**REQUIREMENTS**
What is the number of lines in the data that hold the string "content"? Reply with that number only.

**GIVEN INFORMATION**
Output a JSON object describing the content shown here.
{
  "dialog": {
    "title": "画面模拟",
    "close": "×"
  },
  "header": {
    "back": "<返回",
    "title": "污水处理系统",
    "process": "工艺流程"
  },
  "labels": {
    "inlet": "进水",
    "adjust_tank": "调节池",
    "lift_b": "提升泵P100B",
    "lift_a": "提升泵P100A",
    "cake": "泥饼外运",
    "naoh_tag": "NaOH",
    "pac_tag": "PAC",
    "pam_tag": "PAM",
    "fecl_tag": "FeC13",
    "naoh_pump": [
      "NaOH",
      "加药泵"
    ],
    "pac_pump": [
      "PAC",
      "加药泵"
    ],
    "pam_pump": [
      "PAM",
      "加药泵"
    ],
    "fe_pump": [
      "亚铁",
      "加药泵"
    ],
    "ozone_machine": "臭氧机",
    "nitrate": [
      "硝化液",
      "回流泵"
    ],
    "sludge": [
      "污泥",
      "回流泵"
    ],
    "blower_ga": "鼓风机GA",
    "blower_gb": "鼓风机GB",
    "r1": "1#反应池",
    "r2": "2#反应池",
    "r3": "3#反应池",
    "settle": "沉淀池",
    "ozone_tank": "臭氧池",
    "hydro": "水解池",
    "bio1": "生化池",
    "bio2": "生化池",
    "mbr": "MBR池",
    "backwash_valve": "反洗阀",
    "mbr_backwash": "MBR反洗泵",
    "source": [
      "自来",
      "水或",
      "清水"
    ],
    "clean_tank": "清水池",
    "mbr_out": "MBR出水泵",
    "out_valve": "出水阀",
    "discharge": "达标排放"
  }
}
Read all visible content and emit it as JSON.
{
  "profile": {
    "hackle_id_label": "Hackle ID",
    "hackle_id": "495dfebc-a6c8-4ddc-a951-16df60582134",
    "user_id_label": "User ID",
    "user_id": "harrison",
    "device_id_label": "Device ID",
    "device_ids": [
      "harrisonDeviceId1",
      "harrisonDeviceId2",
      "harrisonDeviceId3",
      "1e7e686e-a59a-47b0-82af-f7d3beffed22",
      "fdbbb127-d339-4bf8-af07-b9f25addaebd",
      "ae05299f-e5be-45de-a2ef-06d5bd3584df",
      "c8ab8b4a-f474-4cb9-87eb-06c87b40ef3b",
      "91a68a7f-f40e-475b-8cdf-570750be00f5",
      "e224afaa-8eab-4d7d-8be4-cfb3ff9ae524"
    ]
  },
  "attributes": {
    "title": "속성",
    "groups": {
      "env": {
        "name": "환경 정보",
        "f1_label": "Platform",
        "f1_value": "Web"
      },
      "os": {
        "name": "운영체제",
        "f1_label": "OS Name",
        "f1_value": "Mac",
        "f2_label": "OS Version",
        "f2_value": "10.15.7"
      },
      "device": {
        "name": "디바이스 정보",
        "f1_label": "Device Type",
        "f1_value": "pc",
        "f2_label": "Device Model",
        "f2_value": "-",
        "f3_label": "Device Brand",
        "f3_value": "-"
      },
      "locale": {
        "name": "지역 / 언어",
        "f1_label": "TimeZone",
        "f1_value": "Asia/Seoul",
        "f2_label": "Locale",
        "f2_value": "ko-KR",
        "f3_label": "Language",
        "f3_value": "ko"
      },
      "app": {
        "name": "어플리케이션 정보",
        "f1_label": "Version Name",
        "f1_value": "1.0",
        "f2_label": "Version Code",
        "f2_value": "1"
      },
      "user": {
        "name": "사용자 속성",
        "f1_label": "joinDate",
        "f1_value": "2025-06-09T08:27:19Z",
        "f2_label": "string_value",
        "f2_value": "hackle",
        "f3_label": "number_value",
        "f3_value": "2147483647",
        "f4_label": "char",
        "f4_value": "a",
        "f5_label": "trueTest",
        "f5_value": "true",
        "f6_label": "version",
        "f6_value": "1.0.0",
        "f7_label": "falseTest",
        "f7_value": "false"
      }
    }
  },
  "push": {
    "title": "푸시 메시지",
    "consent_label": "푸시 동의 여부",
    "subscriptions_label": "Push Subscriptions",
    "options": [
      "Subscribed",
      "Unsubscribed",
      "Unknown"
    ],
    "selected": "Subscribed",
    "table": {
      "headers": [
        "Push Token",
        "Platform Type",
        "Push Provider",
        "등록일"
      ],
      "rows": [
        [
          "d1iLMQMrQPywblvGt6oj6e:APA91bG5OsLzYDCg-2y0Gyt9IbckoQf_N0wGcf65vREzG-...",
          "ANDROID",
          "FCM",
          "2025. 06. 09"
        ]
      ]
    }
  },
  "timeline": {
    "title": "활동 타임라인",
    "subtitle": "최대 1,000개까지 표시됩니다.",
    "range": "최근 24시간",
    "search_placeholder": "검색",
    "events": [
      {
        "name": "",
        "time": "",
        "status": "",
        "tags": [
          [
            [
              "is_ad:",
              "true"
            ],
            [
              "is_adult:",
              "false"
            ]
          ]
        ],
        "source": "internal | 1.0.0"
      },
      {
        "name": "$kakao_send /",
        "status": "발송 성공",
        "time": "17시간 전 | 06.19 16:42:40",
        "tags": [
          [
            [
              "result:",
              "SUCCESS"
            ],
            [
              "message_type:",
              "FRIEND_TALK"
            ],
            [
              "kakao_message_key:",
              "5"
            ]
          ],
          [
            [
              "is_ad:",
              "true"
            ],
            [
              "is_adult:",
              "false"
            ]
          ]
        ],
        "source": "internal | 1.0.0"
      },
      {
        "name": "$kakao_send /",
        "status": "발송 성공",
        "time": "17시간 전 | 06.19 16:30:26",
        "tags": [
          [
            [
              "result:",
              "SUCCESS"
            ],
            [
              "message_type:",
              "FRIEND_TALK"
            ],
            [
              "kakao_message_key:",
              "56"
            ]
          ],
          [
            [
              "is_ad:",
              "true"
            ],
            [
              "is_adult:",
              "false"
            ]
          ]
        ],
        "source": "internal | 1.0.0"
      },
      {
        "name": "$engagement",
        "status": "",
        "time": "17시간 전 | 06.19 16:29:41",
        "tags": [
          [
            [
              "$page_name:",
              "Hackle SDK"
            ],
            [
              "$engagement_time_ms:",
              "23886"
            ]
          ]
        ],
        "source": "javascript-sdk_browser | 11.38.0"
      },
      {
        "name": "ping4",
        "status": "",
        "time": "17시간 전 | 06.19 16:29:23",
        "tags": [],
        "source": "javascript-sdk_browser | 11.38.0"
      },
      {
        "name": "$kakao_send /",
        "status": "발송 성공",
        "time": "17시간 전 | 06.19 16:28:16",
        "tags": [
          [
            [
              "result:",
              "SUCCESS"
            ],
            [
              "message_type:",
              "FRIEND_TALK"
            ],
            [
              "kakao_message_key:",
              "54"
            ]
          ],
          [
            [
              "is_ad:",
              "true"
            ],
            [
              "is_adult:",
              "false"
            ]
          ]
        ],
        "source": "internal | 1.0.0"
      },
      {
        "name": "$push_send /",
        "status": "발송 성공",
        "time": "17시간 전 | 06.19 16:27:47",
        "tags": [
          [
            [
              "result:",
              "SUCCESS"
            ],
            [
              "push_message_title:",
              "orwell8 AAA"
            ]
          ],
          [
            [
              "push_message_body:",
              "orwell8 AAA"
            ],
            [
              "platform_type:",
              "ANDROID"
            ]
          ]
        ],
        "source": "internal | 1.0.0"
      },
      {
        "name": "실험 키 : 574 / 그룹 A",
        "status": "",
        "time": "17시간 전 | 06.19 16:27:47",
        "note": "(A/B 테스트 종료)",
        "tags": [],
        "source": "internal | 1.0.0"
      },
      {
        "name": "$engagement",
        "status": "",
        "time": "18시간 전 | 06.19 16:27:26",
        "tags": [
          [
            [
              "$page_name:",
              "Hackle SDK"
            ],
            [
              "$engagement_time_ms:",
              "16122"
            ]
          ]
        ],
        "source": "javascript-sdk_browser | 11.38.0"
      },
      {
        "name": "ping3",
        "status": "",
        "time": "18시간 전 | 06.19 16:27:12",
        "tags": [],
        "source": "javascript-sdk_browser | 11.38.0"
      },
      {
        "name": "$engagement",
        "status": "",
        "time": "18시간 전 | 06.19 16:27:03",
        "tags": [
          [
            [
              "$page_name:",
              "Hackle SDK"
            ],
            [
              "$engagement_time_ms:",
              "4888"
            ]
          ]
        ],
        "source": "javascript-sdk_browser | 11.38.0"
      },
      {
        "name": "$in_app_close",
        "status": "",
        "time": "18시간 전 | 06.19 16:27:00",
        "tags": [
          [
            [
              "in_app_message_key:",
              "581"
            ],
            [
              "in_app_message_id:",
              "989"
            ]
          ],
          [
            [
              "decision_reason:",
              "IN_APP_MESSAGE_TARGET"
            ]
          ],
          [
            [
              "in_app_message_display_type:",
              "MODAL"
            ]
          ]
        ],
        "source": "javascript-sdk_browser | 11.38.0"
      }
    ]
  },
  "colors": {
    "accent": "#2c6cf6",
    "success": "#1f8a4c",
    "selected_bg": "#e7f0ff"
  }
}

**TASK SOLUTION**
2